"""
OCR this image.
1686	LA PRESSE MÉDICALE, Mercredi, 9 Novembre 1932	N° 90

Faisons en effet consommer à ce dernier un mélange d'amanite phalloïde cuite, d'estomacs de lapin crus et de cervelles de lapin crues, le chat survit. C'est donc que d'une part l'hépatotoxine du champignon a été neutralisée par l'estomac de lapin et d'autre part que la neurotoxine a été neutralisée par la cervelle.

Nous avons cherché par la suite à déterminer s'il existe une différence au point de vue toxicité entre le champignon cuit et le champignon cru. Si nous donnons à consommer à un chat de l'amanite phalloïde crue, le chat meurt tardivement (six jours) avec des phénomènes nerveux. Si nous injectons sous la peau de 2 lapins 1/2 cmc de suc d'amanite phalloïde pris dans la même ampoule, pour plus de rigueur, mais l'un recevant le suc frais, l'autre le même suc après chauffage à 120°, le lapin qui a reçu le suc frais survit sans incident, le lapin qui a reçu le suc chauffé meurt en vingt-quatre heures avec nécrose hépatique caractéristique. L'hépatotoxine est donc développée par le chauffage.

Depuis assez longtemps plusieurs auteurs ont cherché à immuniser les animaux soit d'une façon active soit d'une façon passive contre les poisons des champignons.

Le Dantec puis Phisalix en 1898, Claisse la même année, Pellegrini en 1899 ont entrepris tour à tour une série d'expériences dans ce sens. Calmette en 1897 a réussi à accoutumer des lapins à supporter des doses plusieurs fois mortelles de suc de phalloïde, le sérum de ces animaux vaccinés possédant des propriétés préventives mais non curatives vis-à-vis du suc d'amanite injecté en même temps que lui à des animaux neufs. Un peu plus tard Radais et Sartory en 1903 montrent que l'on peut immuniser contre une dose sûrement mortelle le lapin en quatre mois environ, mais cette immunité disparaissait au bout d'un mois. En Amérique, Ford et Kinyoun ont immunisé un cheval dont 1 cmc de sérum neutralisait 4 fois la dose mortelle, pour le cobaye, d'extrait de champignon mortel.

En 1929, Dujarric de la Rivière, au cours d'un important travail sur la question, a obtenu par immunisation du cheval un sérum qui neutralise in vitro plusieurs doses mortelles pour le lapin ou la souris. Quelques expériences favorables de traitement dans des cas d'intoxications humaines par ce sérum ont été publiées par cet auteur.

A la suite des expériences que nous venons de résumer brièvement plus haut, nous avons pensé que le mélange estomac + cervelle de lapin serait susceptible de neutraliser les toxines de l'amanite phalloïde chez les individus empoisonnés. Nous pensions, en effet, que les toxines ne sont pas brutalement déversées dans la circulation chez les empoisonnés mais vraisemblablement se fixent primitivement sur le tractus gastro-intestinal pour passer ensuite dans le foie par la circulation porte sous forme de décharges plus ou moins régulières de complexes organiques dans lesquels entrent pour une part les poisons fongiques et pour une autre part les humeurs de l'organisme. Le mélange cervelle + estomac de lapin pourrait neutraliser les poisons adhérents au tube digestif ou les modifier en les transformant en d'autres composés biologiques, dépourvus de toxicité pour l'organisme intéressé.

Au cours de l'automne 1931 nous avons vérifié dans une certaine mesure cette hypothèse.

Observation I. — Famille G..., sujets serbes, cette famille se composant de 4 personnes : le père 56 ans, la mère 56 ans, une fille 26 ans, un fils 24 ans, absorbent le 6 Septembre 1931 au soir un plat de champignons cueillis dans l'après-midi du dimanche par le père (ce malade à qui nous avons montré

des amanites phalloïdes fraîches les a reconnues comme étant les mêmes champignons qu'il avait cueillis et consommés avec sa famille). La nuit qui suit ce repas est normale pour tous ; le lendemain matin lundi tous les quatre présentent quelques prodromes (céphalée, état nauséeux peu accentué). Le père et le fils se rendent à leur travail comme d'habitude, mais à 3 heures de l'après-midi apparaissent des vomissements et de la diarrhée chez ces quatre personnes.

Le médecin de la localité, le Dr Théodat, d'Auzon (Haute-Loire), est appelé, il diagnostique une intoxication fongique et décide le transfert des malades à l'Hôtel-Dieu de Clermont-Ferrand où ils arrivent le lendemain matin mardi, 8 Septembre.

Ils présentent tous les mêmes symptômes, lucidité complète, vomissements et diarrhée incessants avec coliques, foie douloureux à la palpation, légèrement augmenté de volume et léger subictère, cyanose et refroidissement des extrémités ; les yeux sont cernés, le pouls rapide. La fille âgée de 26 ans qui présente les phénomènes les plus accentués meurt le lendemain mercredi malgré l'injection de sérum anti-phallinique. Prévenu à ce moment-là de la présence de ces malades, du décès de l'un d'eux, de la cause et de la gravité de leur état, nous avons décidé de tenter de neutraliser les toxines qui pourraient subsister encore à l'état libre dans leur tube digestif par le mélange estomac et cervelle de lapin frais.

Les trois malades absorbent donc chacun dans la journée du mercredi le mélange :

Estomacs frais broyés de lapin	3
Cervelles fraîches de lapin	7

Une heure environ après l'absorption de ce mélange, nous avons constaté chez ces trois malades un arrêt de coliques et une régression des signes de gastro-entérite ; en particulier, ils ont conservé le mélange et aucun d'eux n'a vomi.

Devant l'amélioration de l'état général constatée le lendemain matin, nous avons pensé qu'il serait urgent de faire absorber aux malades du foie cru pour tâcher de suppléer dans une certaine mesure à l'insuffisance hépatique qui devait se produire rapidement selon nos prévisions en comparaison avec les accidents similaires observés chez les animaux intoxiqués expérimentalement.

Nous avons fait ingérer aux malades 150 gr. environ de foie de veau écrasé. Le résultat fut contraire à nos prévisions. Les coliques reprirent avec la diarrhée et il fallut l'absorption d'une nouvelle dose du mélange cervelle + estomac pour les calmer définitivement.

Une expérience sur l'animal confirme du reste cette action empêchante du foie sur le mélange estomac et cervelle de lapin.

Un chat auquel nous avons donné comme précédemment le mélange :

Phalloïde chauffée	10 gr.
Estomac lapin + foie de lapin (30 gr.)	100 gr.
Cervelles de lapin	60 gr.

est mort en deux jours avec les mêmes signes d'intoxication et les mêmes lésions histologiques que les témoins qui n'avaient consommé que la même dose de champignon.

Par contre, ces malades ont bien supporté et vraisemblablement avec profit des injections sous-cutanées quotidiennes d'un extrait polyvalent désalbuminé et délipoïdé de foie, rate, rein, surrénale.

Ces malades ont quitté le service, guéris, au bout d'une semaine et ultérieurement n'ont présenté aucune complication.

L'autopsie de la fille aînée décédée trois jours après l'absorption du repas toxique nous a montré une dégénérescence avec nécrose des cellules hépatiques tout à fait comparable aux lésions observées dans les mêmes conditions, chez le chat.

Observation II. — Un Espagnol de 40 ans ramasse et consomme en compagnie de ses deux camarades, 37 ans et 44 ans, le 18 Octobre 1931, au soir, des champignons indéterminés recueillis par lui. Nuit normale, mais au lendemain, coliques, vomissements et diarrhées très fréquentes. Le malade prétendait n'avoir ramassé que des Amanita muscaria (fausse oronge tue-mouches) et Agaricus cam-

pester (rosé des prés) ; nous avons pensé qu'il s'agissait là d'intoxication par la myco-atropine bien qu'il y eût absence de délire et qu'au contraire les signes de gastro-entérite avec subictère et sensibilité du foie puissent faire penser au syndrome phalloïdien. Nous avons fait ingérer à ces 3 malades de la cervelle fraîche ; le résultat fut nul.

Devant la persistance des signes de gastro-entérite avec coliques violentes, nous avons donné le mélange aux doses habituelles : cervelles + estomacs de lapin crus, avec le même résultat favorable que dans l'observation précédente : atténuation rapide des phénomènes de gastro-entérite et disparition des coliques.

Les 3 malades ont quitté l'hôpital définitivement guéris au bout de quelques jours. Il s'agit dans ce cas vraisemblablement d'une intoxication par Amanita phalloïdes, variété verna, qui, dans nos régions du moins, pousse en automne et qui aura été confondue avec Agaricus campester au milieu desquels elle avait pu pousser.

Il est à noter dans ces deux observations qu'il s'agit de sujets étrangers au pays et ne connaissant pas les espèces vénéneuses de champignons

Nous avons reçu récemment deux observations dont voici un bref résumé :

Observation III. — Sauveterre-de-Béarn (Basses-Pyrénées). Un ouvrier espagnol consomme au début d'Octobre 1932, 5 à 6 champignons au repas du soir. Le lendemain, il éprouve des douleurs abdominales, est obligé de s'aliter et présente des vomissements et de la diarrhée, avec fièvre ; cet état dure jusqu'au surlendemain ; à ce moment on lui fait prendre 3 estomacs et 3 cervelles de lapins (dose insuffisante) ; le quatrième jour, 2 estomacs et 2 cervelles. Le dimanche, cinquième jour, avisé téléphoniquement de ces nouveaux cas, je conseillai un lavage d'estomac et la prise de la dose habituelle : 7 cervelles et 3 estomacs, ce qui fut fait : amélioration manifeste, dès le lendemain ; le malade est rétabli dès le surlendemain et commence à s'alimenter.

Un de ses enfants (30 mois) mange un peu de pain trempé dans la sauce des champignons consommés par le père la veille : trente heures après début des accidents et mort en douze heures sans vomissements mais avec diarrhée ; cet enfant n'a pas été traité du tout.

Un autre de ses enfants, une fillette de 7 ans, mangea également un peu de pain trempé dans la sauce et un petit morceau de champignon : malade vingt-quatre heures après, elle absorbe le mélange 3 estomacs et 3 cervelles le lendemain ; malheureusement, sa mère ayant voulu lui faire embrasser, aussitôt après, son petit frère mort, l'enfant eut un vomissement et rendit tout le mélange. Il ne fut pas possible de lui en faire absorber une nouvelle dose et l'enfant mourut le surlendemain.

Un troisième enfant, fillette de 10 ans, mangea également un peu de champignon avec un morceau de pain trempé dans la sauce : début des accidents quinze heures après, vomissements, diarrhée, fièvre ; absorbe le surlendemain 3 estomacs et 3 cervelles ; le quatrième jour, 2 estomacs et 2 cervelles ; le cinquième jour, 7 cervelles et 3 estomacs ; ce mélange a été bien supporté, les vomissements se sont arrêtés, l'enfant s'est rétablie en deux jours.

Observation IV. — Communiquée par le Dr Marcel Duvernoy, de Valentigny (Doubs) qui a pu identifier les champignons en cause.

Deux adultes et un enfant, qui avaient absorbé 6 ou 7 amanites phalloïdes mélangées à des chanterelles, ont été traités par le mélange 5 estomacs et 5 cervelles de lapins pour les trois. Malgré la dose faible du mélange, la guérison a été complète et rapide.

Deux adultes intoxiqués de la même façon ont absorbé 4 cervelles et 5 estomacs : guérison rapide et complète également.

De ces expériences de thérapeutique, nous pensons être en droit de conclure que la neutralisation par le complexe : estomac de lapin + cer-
"""
PROBLEM DETAILS: Note how many lines in the material contain the string "observations", and give that number alone.

YOUR SOLUTION: 2